» Goal of the exercise:
Spot each line that carries the word "style"; copy those lines.

» Source material:
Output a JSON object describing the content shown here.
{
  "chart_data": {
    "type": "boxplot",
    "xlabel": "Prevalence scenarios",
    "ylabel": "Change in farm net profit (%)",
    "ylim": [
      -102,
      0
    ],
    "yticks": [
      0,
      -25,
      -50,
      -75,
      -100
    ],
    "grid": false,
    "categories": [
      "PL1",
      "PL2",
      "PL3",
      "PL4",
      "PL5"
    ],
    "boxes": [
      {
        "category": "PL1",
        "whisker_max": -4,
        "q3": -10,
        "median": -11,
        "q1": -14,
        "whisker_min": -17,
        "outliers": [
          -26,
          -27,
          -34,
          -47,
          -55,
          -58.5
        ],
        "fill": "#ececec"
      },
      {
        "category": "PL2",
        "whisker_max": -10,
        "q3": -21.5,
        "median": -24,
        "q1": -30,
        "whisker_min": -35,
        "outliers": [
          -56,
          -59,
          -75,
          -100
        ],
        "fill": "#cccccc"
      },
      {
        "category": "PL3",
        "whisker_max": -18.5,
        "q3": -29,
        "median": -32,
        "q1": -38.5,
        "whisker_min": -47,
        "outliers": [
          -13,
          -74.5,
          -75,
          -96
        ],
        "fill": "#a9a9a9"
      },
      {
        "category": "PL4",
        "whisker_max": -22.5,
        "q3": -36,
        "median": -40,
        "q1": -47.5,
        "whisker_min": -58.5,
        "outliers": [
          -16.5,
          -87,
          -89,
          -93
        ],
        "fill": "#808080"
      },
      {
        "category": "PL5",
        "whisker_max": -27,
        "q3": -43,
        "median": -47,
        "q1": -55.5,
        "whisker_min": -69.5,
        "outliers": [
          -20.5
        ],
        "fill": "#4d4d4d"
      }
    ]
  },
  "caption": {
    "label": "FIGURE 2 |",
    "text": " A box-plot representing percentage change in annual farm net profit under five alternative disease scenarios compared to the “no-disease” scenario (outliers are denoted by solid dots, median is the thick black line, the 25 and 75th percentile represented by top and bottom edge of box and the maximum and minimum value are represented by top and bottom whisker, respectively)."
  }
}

---

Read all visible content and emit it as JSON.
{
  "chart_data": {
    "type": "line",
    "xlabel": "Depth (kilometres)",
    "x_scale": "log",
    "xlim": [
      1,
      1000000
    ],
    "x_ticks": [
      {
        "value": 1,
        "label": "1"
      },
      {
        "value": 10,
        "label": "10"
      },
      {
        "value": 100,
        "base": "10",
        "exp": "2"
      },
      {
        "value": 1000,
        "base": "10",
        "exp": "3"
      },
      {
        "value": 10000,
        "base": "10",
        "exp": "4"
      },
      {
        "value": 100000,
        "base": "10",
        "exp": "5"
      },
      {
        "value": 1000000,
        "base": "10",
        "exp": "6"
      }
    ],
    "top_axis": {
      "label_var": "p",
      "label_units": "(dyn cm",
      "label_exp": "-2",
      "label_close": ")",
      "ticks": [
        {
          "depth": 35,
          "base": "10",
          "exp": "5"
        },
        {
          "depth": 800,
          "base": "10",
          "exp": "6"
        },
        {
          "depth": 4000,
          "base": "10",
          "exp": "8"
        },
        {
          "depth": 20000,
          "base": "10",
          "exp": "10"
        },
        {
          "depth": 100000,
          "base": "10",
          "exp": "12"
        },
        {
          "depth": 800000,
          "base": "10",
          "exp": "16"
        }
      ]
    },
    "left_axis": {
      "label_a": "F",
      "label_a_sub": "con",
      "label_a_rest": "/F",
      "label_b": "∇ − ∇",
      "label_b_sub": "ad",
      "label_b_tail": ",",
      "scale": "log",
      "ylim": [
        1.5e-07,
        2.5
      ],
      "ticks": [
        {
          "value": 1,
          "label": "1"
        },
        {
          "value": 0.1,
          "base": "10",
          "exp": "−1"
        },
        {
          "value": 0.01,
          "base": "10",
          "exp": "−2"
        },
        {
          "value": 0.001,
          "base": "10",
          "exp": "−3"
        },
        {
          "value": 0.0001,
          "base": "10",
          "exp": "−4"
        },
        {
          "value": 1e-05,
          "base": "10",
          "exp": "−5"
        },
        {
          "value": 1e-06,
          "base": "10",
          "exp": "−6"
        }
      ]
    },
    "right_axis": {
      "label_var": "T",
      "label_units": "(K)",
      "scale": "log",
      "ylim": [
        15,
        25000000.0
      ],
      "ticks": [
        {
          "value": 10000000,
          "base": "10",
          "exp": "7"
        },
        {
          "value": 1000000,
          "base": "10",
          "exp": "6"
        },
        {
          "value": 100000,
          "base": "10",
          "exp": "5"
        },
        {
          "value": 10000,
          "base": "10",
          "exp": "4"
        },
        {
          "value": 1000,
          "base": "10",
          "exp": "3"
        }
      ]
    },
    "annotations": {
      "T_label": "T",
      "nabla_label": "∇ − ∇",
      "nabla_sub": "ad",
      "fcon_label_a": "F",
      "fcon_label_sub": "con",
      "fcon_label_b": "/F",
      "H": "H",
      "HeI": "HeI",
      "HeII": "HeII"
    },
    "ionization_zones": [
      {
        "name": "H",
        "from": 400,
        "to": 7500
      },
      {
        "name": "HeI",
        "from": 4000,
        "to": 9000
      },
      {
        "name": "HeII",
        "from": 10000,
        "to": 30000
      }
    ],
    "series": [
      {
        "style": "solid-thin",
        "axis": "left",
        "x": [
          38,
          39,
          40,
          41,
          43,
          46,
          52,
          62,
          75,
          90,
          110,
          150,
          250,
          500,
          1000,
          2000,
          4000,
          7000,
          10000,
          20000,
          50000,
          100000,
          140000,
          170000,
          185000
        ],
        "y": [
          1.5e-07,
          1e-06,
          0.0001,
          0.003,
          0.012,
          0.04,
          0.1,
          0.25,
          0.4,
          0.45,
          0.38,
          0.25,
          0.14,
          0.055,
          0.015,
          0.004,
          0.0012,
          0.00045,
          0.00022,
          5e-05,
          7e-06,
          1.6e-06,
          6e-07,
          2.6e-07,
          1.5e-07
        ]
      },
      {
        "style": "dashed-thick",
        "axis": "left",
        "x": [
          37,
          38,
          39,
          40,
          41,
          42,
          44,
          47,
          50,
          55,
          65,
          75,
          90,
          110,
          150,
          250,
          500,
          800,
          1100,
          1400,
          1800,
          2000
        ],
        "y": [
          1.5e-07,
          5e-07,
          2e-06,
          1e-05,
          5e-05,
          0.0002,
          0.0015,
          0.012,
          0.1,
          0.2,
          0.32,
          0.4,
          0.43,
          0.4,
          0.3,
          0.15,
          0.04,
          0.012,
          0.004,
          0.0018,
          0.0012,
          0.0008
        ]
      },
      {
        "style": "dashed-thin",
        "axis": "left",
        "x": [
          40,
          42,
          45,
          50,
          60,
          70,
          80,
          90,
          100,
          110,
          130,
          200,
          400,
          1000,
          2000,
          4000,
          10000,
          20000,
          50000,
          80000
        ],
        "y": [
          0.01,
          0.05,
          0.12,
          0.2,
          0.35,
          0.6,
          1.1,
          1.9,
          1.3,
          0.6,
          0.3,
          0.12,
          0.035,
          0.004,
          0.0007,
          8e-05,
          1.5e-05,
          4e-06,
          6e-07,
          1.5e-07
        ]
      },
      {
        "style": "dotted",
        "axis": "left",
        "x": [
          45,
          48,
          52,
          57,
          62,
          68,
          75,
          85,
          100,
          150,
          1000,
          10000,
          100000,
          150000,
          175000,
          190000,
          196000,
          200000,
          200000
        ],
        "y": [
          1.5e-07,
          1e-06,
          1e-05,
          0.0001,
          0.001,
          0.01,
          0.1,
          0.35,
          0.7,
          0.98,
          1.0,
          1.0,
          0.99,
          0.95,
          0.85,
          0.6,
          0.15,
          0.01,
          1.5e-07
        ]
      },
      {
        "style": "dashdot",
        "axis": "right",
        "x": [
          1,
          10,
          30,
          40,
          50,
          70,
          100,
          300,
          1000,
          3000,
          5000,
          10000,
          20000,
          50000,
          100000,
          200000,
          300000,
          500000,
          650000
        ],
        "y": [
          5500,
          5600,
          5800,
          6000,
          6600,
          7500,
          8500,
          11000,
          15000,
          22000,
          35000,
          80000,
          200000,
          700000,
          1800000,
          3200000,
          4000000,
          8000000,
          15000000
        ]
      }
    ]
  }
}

» Exercise response:
        "style": "solid-thin",
        "style": "dashed-thick",
        "style": "dashed-thin",
        "style": "dotted",
        "style": "dashdot",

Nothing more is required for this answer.